To be done - Images are excluded; otherwise, output every record exactly.

··· Data for processing

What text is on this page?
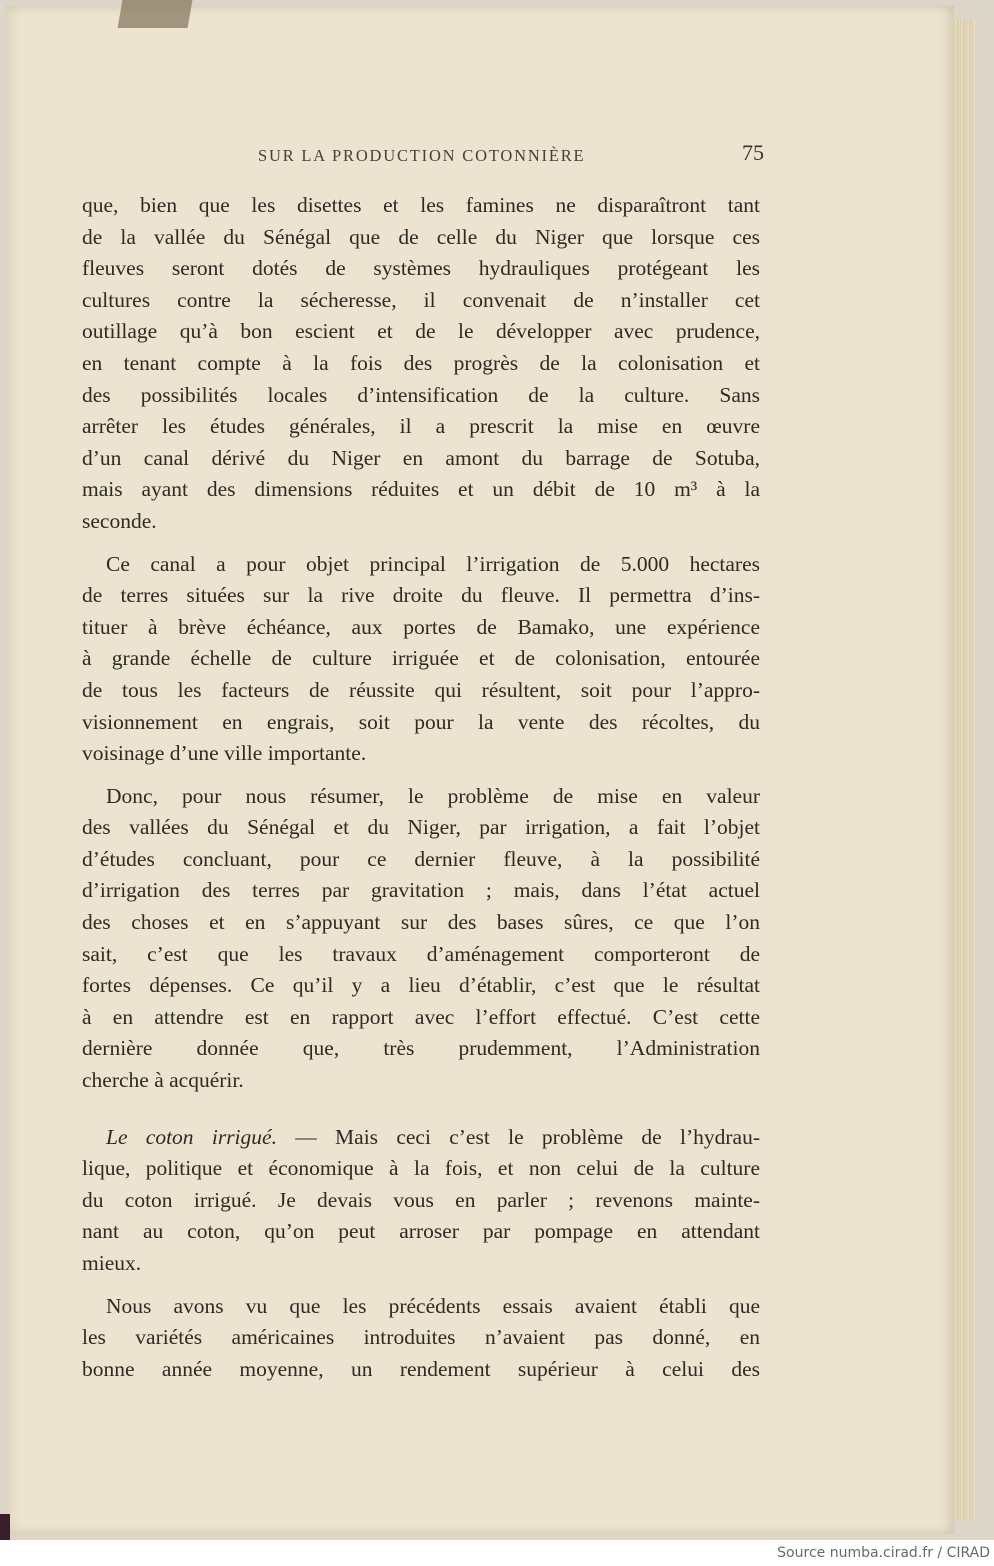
SUR LA PRODUCTION COTONNIÈRE	75
que, bien que les disettes et les famines ne disparaîtront tant
de la vallée du Sénégal que de celle du Niger que lorsque ces
fleuves seront dotés de systèmes hydrauliques protégeant les
cultures contre la sécheresse, il convenait de n’installer cet
outillage qu’à bon escient et de le développer avec prudence,
en tenant compte à la fois des progrès de la colonisation et
des possibilités locales d’intensification de la culture. Sans
arrêter les études générales, il a prescrit la mise en œuvre
d’un canal dérivé du Niger en amont du barrage de Sotuba,
mais ayant des dimensions réduites et un débit de 10 m³ à la
seconde.
Ce canal a pour objet principal l’irrigation de 5.000 hectares
de terres situées sur la rive droite du fleuve. Il permettra d’ins-
tituer à brève échéance, aux portes de Bamako, une expérience
à grande échelle de culture irriguée et de colonisation, entourée
de tous les facteurs de réussite qui résultent, soit pour l’appro-
visionnement en engrais, soit pour la vente des récoltes, du
voisinage d’une ville importante.
Donc, pour nous résumer, le problème de mise en valeur
des vallées du Sénégal et du Niger, par irrigation, a fait l’objet
d’études concluant, pour ce dernier fleuve, à la possibilité
d’irrigation des terres par gravitation ; mais, dans l’état actuel
des choses et en s’appuyant sur des bases sûres, ce que l’on
sait, c’est que les travaux d’aménagement comporteront de
fortes dépenses. Ce qu’il y a lieu d’établir, c’est que le résultat
à en attendre est en rapport avec l’effort effectué. C’est cette
dernière donnée que, très prudemment, l’Administration
cherche à acquérir.
Le coton irrigué. — Mais ceci c’est le problème de l’hydrau-
lique, politique et économique à la fois, et non celui de la culture
du coton irrigué. Je devais vous en parler ; revenons mainte-
nant au coton, qu’on peut arroser par pompage en attendant
mieux.
Nous avons vu que les précédents essais avaient établi que
les variétés américaines introduites n’avaient pas donné, en
bonne année moyenne, un rendement supérieur à celui des
Source numba.cirad.fr / CIRAD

······

Task solution -
What text is on this page?
SUR LA PRODUCTION COTONNIÈRE	75
que, bien que les disettes et les famines ne disparaîtront tant
de la vallée du Sénégal que de celle du Niger que lorsque ces
fleuves seront dotés de systèmes hydrauliques protégeant les
cultures contre la sécheresse, il convenait de n’installer cet
outillage qu’à bon escient et de le développer avec prudence,
en tenant compte à la fois des progrès de la colonisation et
des possibilités locales d’intensification de la culture. Sans
arrêter les études générales, il a prescrit la mise en œuvre
d’un canal dérivé du Niger en amont du barrage de Sotuba,
mais ayant des dimensions réduites et un débit de 10 m³ à la
seconde.
Ce canal a pour objet principal l’irrigation de 5.000 hectares
de terres situées sur la rive droite du fleuve. Il permettra d’ins-
tituer à brève échéance, aux portes de Bamako, une expérience
à grande échelle de culture irriguée et de colonisation, entourée
de tous les facteurs de réussite qui résultent, soit pour l’appro-
visionnement en engrais, soit pour la vente des récoltes, du
voisinage d’une ville importante.
Donc, pour nous résumer, le problème de mise en valeur
des vallées du Sénégal et du Niger, par irrigation, a fait l’objet
d’études concluant, pour ce dernier fleuve, à la possibilité
d’irrigation des terres par gravitation ; mais, dans l’état actuel
des choses et en s’appuyant sur des bases sûres, ce que l’on
sait, c’est que les travaux d’aménagement comporteront de
fortes dépenses. Ce qu’il y a lieu d’établir, c’est que le résultat
à en attendre est en rapport avec l’effort effectué. C’est cette
dernière donnée que, très prudemment, l’Administration
cherche à acquérir.
Le coton irrigué. — Mais ceci c’est le problème de l’hydrau-
lique, politique et économique à la fois, et non celui de la culture
du coton irrigué. Je devais vous en parler ; revenons mainte-
nant au coton, qu’on peut arroser par pompage en attendant
mieux.
Nous avons vu que les précédents essais avaient établi que
les variétés américaines introduites n’avaient pas donné, en
bonne année moyenne, un rendement supérieur à celui des
Source numba.cirad.fr / CIRAD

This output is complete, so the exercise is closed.